** Start of Given information **

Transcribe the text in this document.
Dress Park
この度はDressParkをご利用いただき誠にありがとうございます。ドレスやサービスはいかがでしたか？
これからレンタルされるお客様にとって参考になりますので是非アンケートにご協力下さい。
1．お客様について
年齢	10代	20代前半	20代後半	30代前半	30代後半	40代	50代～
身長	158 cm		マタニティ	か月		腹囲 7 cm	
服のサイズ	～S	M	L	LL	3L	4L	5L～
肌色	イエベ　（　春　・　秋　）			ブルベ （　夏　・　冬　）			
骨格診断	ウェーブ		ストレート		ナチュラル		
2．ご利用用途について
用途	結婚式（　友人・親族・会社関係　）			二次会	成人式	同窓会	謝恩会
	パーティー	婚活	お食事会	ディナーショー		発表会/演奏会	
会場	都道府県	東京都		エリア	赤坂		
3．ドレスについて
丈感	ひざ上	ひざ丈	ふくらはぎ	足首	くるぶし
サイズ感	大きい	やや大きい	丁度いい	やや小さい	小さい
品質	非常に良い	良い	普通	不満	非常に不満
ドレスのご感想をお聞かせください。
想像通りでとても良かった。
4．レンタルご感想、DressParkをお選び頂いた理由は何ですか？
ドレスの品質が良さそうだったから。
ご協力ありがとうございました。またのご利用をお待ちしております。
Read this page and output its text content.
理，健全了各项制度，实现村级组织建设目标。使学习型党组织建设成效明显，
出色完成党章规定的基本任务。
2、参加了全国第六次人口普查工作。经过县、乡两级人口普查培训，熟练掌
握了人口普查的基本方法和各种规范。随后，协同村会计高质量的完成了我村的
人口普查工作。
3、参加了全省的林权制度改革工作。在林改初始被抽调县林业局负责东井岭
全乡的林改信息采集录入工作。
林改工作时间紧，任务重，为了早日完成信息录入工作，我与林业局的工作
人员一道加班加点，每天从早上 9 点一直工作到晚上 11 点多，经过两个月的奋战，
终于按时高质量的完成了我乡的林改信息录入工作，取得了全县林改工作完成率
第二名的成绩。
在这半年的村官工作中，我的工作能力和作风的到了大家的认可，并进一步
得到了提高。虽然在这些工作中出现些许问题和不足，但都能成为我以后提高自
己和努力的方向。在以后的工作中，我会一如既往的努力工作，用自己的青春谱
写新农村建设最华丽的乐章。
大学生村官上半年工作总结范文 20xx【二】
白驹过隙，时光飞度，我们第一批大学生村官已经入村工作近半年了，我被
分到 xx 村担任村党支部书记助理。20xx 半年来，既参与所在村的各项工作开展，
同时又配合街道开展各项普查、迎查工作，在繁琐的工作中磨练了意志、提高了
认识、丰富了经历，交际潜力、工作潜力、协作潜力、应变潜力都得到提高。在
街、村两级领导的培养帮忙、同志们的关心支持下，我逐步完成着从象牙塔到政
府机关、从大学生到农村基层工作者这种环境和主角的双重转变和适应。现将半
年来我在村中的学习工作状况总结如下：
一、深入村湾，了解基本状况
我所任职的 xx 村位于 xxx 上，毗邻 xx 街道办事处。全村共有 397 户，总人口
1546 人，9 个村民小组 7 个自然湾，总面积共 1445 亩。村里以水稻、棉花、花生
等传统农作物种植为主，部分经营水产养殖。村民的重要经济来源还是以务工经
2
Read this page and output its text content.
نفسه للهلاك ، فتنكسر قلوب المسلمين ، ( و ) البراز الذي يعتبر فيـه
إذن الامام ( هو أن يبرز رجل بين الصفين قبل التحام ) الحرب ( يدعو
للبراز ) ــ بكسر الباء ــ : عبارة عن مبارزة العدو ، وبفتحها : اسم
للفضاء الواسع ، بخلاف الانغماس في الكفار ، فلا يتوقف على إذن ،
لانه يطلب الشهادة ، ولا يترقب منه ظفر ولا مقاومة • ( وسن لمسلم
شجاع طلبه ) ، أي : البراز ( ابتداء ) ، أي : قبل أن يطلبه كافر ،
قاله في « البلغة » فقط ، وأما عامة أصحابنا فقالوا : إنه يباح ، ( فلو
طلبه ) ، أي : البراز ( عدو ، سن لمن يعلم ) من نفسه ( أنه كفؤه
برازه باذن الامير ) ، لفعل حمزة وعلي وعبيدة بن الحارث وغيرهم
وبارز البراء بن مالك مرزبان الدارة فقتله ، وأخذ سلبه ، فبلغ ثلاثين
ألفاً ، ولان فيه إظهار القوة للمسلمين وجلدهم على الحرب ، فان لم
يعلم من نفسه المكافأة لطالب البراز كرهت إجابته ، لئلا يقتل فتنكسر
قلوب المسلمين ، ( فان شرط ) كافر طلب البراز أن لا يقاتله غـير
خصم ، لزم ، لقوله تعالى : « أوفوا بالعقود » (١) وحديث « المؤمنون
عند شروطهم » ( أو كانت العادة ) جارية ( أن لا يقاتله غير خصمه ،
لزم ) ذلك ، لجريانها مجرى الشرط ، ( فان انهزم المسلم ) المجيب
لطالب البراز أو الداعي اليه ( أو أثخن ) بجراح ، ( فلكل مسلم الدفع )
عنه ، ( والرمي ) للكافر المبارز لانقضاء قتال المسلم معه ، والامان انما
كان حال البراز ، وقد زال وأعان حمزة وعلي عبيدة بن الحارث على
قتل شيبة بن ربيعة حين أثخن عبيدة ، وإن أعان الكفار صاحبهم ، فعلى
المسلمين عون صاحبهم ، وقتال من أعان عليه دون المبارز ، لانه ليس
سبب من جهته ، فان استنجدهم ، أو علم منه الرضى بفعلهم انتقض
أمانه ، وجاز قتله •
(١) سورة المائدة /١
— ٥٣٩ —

** End of Given information **

Instruction:
Copy every record above exactly as it appears.

Solution to this task:
Transcribe the text in this document.
Dress Park
この度はDressParkをご利用いただき誠にありがとうございます。ドレスやサービスはいかがでしたか？
これからレンタルされるお客様にとって参考になりますので是非アンケートにご協力下さい。
1．お客様について
年齢	10代	20代前半	20代後半	30代前半	30代後半	40代	50代～
身長	158 cm		マタニティ	か月		腹囲 7 cm	
服のサイズ	～S	M	L	LL	3L	4L	5L～
肌色	イエベ　（　春　・　秋　）			ブルベ （　夏　・　冬　）			
骨格診断	ウェーブ		ストレート		ナチュラル		
2．ご利用用途について
用途	結婚式（　友人・親族・会社関係　）			二次会	成人式	同窓会	謝恩会
	パーティー	婚活	お食事会	ディナーショー		発表会/演奏会	
会場	都道府県	東京都		エリア	赤坂		
3．ドレスについて
丈感	ひざ上	ひざ丈	ふくらはぎ	足首	くるぶし
サイズ感	大きい	やや大きい	丁度いい	やや小さい	小さい
品質	非常に良い	良い	普通	不満	非常に不満
ドレスのご感想をお聞かせください。
想像通りでとても良かった。
4．レンタルご感想、DressParkをお選び頂いた理由は何ですか？
ドレスの品質が良さそうだったから。
ご協力ありがとうございました。またのご利用をお待ちしております。
Read this page and output its text content.
理，健全了各项制度，实现村级组织建设目标。使学习型党组织建设成效明显，
出色完成党章规定的基本任务。
2、参加了全国第六次人口普查工作。经过县、乡两级人口普查培训，熟练掌
握了人口普查的基本方法和各种规范。随后，协同村会计高质量的完成了我村的
人口普查工作。
3、参加了全省的林权制度改革工作。在林改初始被抽调县林业局负责东井岭
全乡的林改信息采集录入工作。
林改工作时间紧，任务重，为了早日完成信息录入工作，我与林业局的工作
人员一道加班加点，每天从早上 9 点一直工作到晚上 11 点多，经过两个月的奋战，
终于按时高质量的完成了我乡的林改信息录入工作，取得了全县林改工作完成率
第二名的成绩。
在这半年的村官工作中，我的工作能力和作风的到了大家的认可，并进一步
得到了提高。虽然在这些工作中出现些许问题和不足，但都能成为我以后提高自
己和努力的方向。在以后的工作中，我会一如既往的努力工作，用自己的青春谱
写新农村建设最华丽的乐章。
大学生村官上半年工作总结范文 20xx【二】
白驹过隙，时光飞度，我们第一批大学生村官已经入村工作近半年了，我被
分到 xx 村担任村党支部书记助理。20xx 半年来，既参与所在村的各项工作开展，
同时又配合街道开展各项普查、迎查工作，在繁琐的工作中磨练了意志、提高了
认识、丰富了经历，交际潜力、工作潜力、协作潜力、应变潜力都得到提高。在
街、村两级领导的培养帮忙、同志们的关心支持下，我逐步完成着从象牙塔到政
府机关、从大学生到农村基层工作者这种环境和主角的双重转变和适应。现将半
年来我在村中的学习工作状况总结如下：
一、深入村湾，了解基本状况
我所任职的 xx 村位于 xxx 上，毗邻 xx 街道办事处。全村共有 397 户，总人口
1546 人，9 个村民小组 7 个自然湾，总面积共 1445 亩。村里以水稻、棉花、花生
等传统农作物种植为主，部分经营水产养殖。村民的重要经济来源还是以务工经
2
Read this page and output its text content.
نفسه للهلاك ، فتنكسر قلوب المسلمين ، ( و ) البراز الذي يعتبر فيـه
إذن الامام ( هو أن يبرز رجل بين الصفين قبل التحام ) الحرب ( يدعو
للبراز ) ــ بكسر الباء ــ : عبارة عن مبارزة العدو ، وبفتحها : اسم
للفضاء الواسع ، بخلاف الانغماس في الكفار ، فلا يتوقف على إذن ،
لانه يطلب الشهادة ، ولا يترقب منه ظفر ولا مقاومة • ( وسن لمسلم
شجاع طلبه ) ، أي : البراز ( ابتداء ) ، أي : قبل أن يطلبه كافر ،
قاله في « البلغة » فقط ، وأما عامة أصحابنا فقالوا : إنه يباح ، ( فلو
طلبه ) ، أي : البراز ( عدو ، سن لمن يعلم ) من نفسه ( أنه كفؤه
برازه باذن الامير ) ، لفعل حمزة وعلي وعبيدة بن الحارث وغيرهم
وبارز البراء بن مالك مرزبان الدارة فقتله ، وأخذ سلبه ، فبلغ ثلاثين
ألفاً ، ولان فيه إظهار القوة للمسلمين وجلدهم على الحرب ، فان لم
يعلم من نفسه المكافأة لطالب البراز كرهت إجابته ، لئلا يقتل فتنكسر
قلوب المسلمين ، ( فان شرط ) كافر طلب البراز أن لا يقاتله غـير
خصم ، لزم ، لقوله تعالى : « أوفوا بالعقود » (١) وحديث « المؤمنون
عند شروطهم » ( أو كانت العادة ) جارية ( أن لا يقاتله غير خصمه ،
لزم ) ذلك ، لجريانها مجرى الشرط ، ( فان انهزم المسلم ) المجيب
لطالب البراز أو الداعي اليه ( أو أثخن ) بجراح ، ( فلكل مسلم الدفع )
عنه ، ( والرمي ) للكافر المبارز لانقضاء قتال المسلم معه ، والامان انما
كان حال البراز ، وقد زال وأعان حمزة وعلي عبيدة بن الحارث على
قتل شيبة بن ربيعة حين أثخن عبيدة ، وإن أعان الكفار صاحبهم ، فعلى
المسلمين عون صاحبهم ، وقتال من أعان عليه دون المبارز ، لانه ليس
سبب من جهته ، فان استنجدهم ، أو علم منه الرضى بفعلهم انتقض
أمانه ، وجاز قتله •
(١) سورة المائدة /١
— ٥٣٩ —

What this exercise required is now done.